### [Problem]
Show every line of the listing below that contains the word "Actual", copying each line in full.

[start of Data provided]

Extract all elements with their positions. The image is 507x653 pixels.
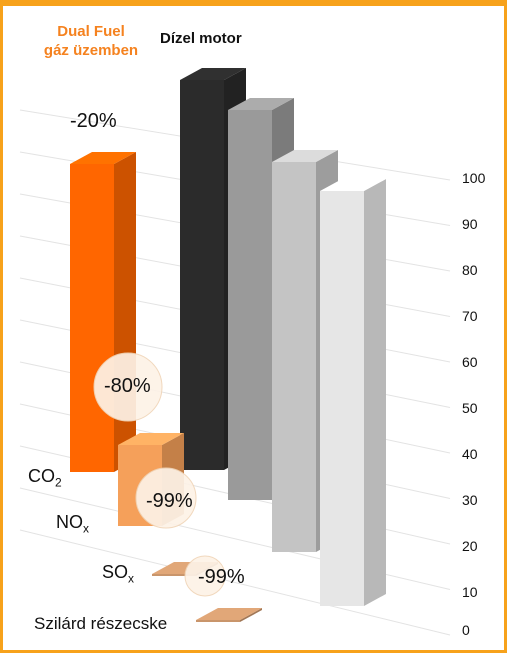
category-label-co2: CO2 (28, 466, 62, 490)
bar-dual-fuel-3-front (152, 574, 196, 576)
y-tick-90: 90 (462, 216, 478, 232)
bar-dual-fuel-4-side (240, 608, 262, 622)
category-label-sox: SOx (102, 562, 135, 586)
legend-dual-fuel-line1: Dual Fuel (57, 23, 125, 40)
reduction-label-sox: -99% (146, 490, 193, 512)
reduction-bubble-1 (93, 352, 163, 422)
y-tick-30: 30 (462, 492, 478, 508)
bar-dual-fuel-1 (70, 152, 136, 472)
bar-dual-fuel-4 (196, 608, 262, 622)
legend-dual-fuel-line2: gáz üzemben (43, 42, 139, 59)
bar-dual-fuel-4-top (196, 608, 262, 620)
bar-diesel-4-side (364, 179, 386, 606)
reduction-label-nox: -80% (104, 375, 151, 397)
category-label-particulate: Szilárd részecske (34, 614, 168, 633)
legend-dual-fuel: Dual Fuel gáz üzemben (36, 22, 146, 60)
bar-diesel-1-front (180, 80, 224, 470)
y-tick-100: 100 (462, 170, 486, 186)
y-tick-70: 70 (462, 308, 478, 324)
gridline (19, 529, 451, 636)
bar-diesel-2-front (228, 110, 272, 500)
bar-dual-fuel-4-front (196, 620, 240, 622)
bar-diesel-4-top (320, 179, 386, 191)
bar-dual-fuel-2-top (118, 433, 184, 445)
y-tick-40: 40 (462, 446, 478, 462)
bar-dual-fuel-1-top (70, 152, 136, 164)
bar-dual-fuel-1-side (114, 152, 136, 472)
reduction-label-co2: -20% (70, 110, 117, 132)
category-label-nox: NOx (56, 512, 89, 536)
reduction-label-particulate: -99% (198, 566, 245, 588)
y-tick-10: 10 (462, 584, 478, 600)
bar-diesel-2-top (228, 98, 294, 110)
legend-diesel: Dízel motor (160, 30, 242, 47)
reduction-bubble-3 (184, 555, 226, 597)
bar-diesel-4-front (320, 191, 364, 606)
bar-diesel-1-top (180, 68, 246, 80)
y-tick-60: 60 (462, 354, 478, 370)
y-tick-0: 0 (462, 622, 470, 638)
bar-diesel-3-top (272, 150, 338, 162)
reduction-bubble-2 (135, 467, 197, 529)
y-tick-80: 80 (462, 262, 478, 278)
y-tick-20: 20 (462, 538, 478, 554)
bar-dual-fuel-1-front (70, 164, 114, 472)
y-tick-50: 50 (462, 400, 478, 416)
bar-diesel-3-front (272, 162, 316, 552)
bar-diesel-4 (320, 179, 386, 606)
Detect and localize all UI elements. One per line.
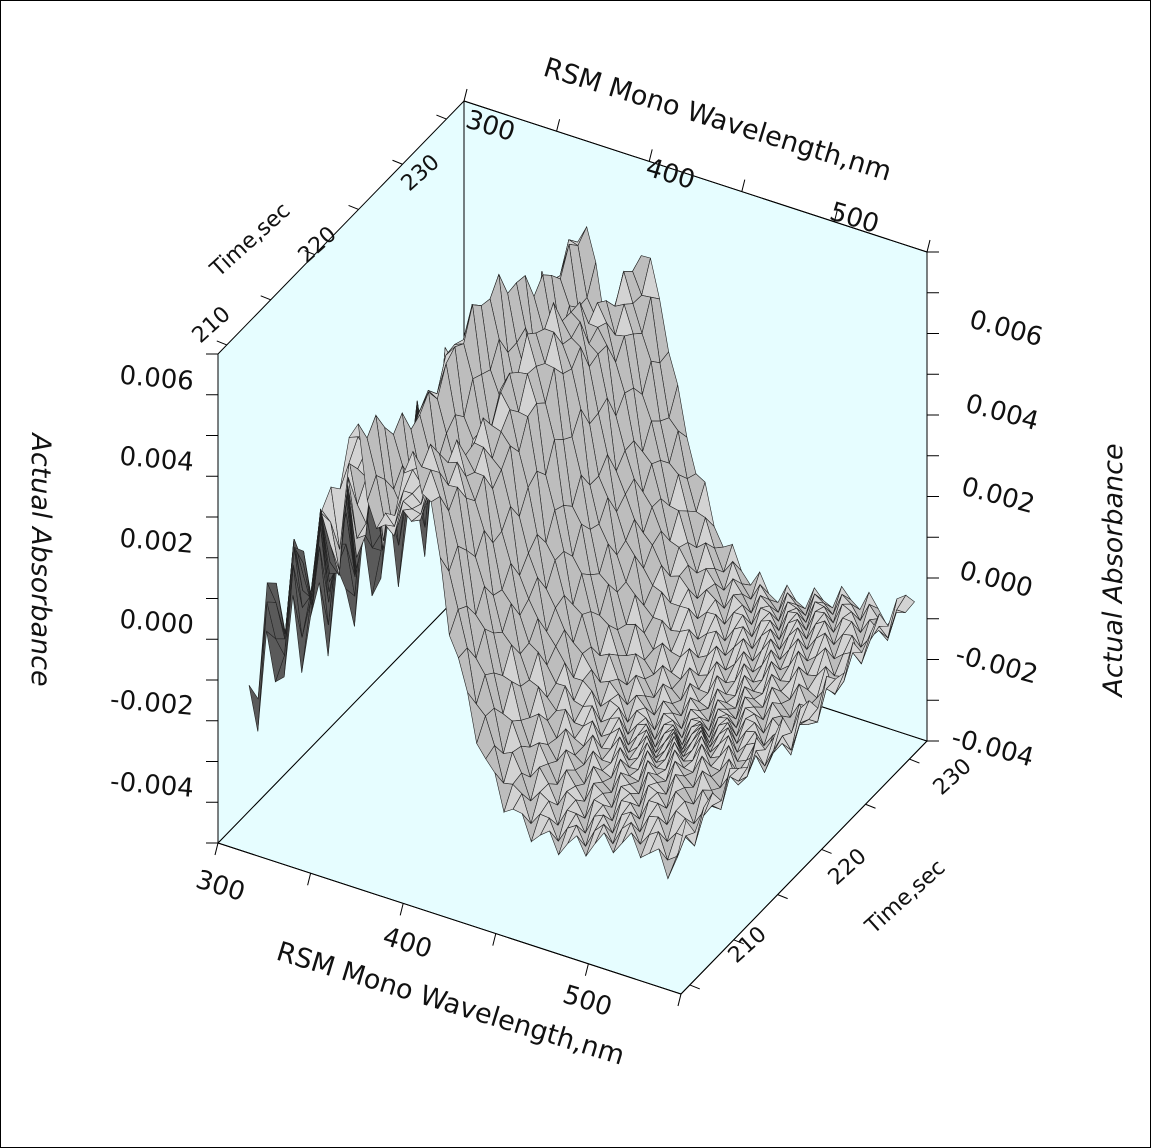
y-tick-mark (865, 803, 876, 809)
y-tick-label-right: 220 (824, 844, 872, 891)
y-tick-mark (260, 295, 271, 301)
x-tick-mark (833, 209, 838, 222)
z-tick-label-right: 0.002 (958, 472, 1038, 520)
x-tick-mark (926, 239, 931, 253)
z-tick-label-right: 0.004 (962, 389, 1042, 437)
x-axis-line-front (217, 842, 682, 995)
z-tick-label-right: -0.002 (952, 640, 1041, 691)
z-tick-label-left: 0.006 (118, 361, 195, 397)
z-tick-label-left: -0.004 (109, 767, 195, 804)
y-tick-mark (348, 204, 359, 210)
z-tick-label-left: 0.004 (118, 442, 195, 478)
x-tick-mark (492, 933, 497, 946)
surface-cell (676, 819, 696, 859)
y-tick-mark (733, 939, 744, 945)
x-tick-label-front: 500 (559, 980, 615, 1023)
x-tick-mark (399, 903, 404, 916)
y-tick-mark (689, 984, 700, 990)
z-tick-label-left: 0.002 (118, 524, 195, 560)
y-tick-label-left: 210 (188, 302, 236, 349)
y-tick-label-right: 230 (929, 754, 977, 801)
y-axis-title-right: Time,sec (860, 855, 950, 940)
x-tick-label-front: 300 (192, 865, 248, 908)
z-tick-label-right: 0.006 (966, 305, 1046, 353)
y-tick-mark (216, 340, 227, 346)
y-tick-mark (821, 848, 832, 854)
surface-mesh (248, 225, 915, 880)
z-tick-label-right: 0.000 (956, 556, 1036, 604)
x-tick-mark (463, 88, 468, 102)
y-tick-mark (909, 758, 920, 764)
z-axis-title-right: Actual Absorbance (1098, 443, 1129, 698)
x-tick-mark (741, 179, 746, 192)
z-axis-title-left: Actual Absorbance (25, 431, 56, 686)
x-tick-mark (307, 873, 312, 886)
x-tick-mark (677, 993, 682, 1007)
z-tick-label-left: -0.002 (109, 685, 195, 722)
y-tick-mark (436, 114, 447, 120)
x-tick-label-front: 400 (379, 922, 435, 965)
x-tick-mark (556, 119, 561, 132)
y-tick-mark (304, 250, 315, 256)
y-tick-mark (777, 894, 788, 900)
z-tick-label-left: 0.000 (118, 605, 195, 641)
x-axis-line-back (463, 100, 928, 253)
y-tick-mark (392, 159, 403, 165)
axes (206, 88, 939, 1007)
x-tick-mark (214, 842, 219, 856)
y-axis-title-left: Time,sec (205, 198, 295, 283)
x-tick-mark (648, 149, 653, 162)
y-axis-line-right (680, 740, 928, 995)
x-tick-mark (584, 963, 589, 976)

[end of Data provided]

### [Exercise response]
z-axis-title-right: Actual Absorbance (1098, 443, 1129, 698)
z-axis-title-left: Actual Absorbance (25, 431, 56, 686)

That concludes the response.